WORK TO DO ▸ Output all of the entries below precisely as written.

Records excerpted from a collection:

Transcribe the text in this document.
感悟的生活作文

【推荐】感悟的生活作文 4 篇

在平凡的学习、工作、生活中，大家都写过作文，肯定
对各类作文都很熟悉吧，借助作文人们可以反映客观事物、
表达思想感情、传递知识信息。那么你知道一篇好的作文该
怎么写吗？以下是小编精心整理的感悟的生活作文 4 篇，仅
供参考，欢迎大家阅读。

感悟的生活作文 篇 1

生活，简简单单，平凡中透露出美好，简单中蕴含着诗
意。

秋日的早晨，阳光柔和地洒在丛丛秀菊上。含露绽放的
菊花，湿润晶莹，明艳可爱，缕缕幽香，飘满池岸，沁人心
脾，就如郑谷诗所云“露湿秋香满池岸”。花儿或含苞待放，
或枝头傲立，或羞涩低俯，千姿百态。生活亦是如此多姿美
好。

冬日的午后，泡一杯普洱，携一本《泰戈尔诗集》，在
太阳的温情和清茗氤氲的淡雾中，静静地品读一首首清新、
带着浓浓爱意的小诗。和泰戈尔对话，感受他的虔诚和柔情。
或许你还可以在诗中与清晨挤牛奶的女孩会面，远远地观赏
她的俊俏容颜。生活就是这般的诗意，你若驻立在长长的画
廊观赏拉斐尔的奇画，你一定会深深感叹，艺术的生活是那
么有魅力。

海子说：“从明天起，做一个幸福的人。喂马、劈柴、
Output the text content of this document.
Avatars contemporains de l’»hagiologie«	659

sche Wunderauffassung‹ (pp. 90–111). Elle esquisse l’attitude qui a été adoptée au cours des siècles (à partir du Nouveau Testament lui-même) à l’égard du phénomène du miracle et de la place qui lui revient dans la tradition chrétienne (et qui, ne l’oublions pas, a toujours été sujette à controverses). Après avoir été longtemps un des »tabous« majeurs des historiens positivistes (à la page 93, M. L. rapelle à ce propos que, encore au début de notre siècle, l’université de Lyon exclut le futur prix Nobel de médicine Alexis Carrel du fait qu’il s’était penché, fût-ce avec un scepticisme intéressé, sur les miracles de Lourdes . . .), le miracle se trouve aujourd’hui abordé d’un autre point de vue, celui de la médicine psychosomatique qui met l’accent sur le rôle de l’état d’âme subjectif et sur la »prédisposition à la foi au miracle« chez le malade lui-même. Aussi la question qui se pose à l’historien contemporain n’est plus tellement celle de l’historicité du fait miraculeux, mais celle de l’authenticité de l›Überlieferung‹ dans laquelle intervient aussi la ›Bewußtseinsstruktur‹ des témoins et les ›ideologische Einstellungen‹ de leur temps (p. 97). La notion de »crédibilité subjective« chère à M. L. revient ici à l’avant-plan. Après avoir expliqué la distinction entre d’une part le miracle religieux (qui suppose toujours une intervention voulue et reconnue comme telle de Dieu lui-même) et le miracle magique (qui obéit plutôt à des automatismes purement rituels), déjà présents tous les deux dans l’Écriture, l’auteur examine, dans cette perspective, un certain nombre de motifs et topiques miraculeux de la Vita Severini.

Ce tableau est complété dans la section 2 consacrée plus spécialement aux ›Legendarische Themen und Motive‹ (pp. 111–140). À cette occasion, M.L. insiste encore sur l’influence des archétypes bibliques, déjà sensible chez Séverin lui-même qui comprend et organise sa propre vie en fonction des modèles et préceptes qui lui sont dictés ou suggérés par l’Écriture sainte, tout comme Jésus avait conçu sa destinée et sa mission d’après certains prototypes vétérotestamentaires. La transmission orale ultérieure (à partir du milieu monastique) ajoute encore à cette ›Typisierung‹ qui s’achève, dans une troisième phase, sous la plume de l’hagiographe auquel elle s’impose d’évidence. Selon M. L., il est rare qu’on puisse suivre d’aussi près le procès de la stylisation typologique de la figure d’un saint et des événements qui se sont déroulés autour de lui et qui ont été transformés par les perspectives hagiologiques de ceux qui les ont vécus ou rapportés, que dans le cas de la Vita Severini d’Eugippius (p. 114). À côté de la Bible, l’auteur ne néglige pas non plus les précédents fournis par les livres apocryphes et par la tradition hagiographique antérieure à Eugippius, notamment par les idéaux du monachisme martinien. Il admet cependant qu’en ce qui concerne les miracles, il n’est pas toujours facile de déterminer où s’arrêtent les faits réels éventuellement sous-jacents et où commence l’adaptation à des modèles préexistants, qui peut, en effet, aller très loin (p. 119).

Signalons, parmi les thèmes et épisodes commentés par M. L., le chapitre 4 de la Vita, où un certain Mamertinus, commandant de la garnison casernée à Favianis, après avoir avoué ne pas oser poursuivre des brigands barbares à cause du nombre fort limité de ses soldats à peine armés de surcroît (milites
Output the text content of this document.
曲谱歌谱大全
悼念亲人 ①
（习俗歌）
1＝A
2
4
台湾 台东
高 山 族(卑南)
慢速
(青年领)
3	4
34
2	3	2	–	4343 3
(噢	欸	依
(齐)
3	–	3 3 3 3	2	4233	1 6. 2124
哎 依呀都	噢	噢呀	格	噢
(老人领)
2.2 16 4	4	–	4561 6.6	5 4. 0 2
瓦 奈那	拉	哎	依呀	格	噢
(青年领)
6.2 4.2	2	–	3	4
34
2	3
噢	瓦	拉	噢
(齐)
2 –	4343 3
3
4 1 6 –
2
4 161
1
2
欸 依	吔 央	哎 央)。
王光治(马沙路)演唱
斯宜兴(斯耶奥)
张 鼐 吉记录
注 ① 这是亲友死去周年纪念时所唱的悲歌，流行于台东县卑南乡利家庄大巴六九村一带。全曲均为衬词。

FINISHED ANSWER ▸
Transcribe the text in this document.
感悟的生活作文

【推荐】感悟的生活作文 4 篇

在平凡的学习、工作、生活中，大家都写过作文，肯定
对各类作文都很熟悉吧，借助作文人们可以反映客观事物、
表达思想感情、传递知识信息。那么你知道一篇好的作文该
怎么写吗？以下是小编精心整理的感悟的生活作文 4 篇，仅
供参考，欢迎大家阅读。

感悟的生活作文 篇 1

生活，简简单单，平凡中透露出美好，简单中蕴含着诗
意。

秋日的早晨，阳光柔和地洒在丛丛秀菊上。含露绽放的
菊花，湿润晶莹，明艳可爱，缕缕幽香，飘满池岸，沁人心
脾，就如郑谷诗所云“露湿秋香满池岸”。花儿或含苞待放，
或枝头傲立，或羞涩低俯，千姿百态。生活亦是如此多姿美
好。

冬日的午后，泡一杯普洱，携一本《泰戈尔诗集》，在
太阳的温情和清茗氤氲的淡雾中，静静地品读一首首清新、
带着浓浓爱意的小诗。和泰戈尔对话，感受他的虔诚和柔情。
或许你还可以在诗中与清晨挤牛奶的女孩会面，远远地观赏
她的俊俏容颜。生活就是这般的诗意，你若驻立在长长的画
廊观赏拉斐尔的奇画，你一定会深深感叹，艺术的生活是那
么有魅力。

海子说：“从明天起，做一个幸福的人。喂马、劈柴、
Output the text content of this document.
Avatars contemporains de l’»hagiologie«	659

sche Wunderauffassung‹ (pp. 90–111). Elle esquisse l’attitude qui a été adoptée au cours des siècles (à partir du Nouveau Testament lui-même) à l’égard du phénomène du miracle et de la place qui lui revient dans la tradition chrétienne (et qui, ne l’oublions pas, a toujours été sujette à controverses). Après avoir été longtemps un des »tabous« majeurs des historiens positivistes (à la page 93, M. L. rapelle à ce propos que, encore au début de notre siècle, l’université de Lyon exclut le futur prix Nobel de médicine Alexis Carrel du fait qu’il s’était penché, fût-ce avec un scepticisme intéressé, sur les miracles de Lourdes . . .), le miracle se trouve aujourd’hui abordé d’un autre point de vue, celui de la médicine psychosomatique qui met l’accent sur le rôle de l’état d’âme subjectif et sur la »prédisposition à la foi au miracle« chez le malade lui-même. Aussi la question qui se pose à l’historien contemporain n’est plus tellement celle de l’historicité du fait miraculeux, mais celle de l’authenticité de l›Überlieferung‹ dans laquelle intervient aussi la ›Bewußtseinsstruktur‹ des témoins et les ›ideologische Einstellungen‹ de leur temps (p. 97). La notion de »crédibilité subjective« chère à M. L. revient ici à l’avant-plan. Après avoir expliqué la distinction entre d’une part le miracle religieux (qui suppose toujours une intervention voulue et reconnue comme telle de Dieu lui-même) et le miracle magique (qui obéit plutôt à des automatismes purement rituels), déjà présents tous les deux dans l’Écriture, l’auteur examine, dans cette perspective, un certain nombre de motifs et topiques miraculeux de la Vita Severini.

Ce tableau est complété dans la section 2 consacrée plus spécialement aux ›Legendarische Themen und Motive‹ (pp. 111–140). À cette occasion, M.L. insiste encore sur l’influence des archétypes bibliques, déjà sensible chez Séverin lui-même qui comprend et organise sa propre vie en fonction des modèles et préceptes qui lui sont dictés ou suggérés par l’Écriture sainte, tout comme Jésus avait conçu sa destinée et sa mission d’après certains prototypes vétérotestamentaires. La transmission orale ultérieure (à partir du milieu monastique) ajoute encore à cette ›Typisierung‹ qui s’achève, dans une troisième phase, sous la plume de l’hagiographe auquel elle s’impose d’évidence. Selon M. L., il est rare qu’on puisse suivre d’aussi près le procès de la stylisation typologique de la figure d’un saint et des événements qui se sont déroulés autour de lui et qui ont été transformés par les perspectives hagiologiques de ceux qui les ont vécus ou rapportés, que dans le cas de la Vita Severini d’Eugippius (p. 114). À côté de la Bible, l’auteur ne néglige pas non plus les précédents fournis par les livres apocryphes et par la tradition hagiographique antérieure à Eugippius, notamment par les idéaux du monachisme martinien. Il admet cependant qu’en ce qui concerne les miracles, il n’est pas toujours facile de déterminer où s’arrêtent les faits réels éventuellement sous-jacents et où commence l’adaptation à des modèles préexistants, qui peut, en effet, aller très loin (p. 119).

Signalons, parmi les thèmes et épisodes commentés par M. L., le chapitre 4 de la Vita, où un certain Mamertinus, commandant de la garnison casernée à Favianis, après avoir avoué ne pas oser poursuivre des brigands barbares à cause du nombre fort limité de ses soldats à peine armés de surcroît (milites
Output the text content of this document.
曲谱歌谱大全
悼念亲人 ①
（习俗歌）
1＝A
2
4
台湾 台东
高 山 族(卑南)
慢速
(青年领)
3	4
34
2	3	2	–	4343 3
(噢	欸	依
(齐)
3	–	3 3 3 3	2	4233	1 6. 2124
哎 依呀都	噢	噢呀	格	噢
(老人领)
2.2 16 4	4	–	4561 6.6	5 4. 0 2
瓦 奈那	拉	哎	依呀	格	噢
(青年领)
6.2 4.2	2	–	3	4
34
2	3
噢	瓦	拉	噢
(齐)
2 –	4343 3
3
4 1 6 –
2
4 161
1
2
欸 依	吔 央	哎 央)。
王光治(马沙路)演唱
斯宜兴(斯耶奥)
张 鼐 吉记录
注 ① 这是亲友死去周年纪念时所唱的悲歌，流行于台东县卑南乡利家庄大巴六九村一带。全曲均为衬词。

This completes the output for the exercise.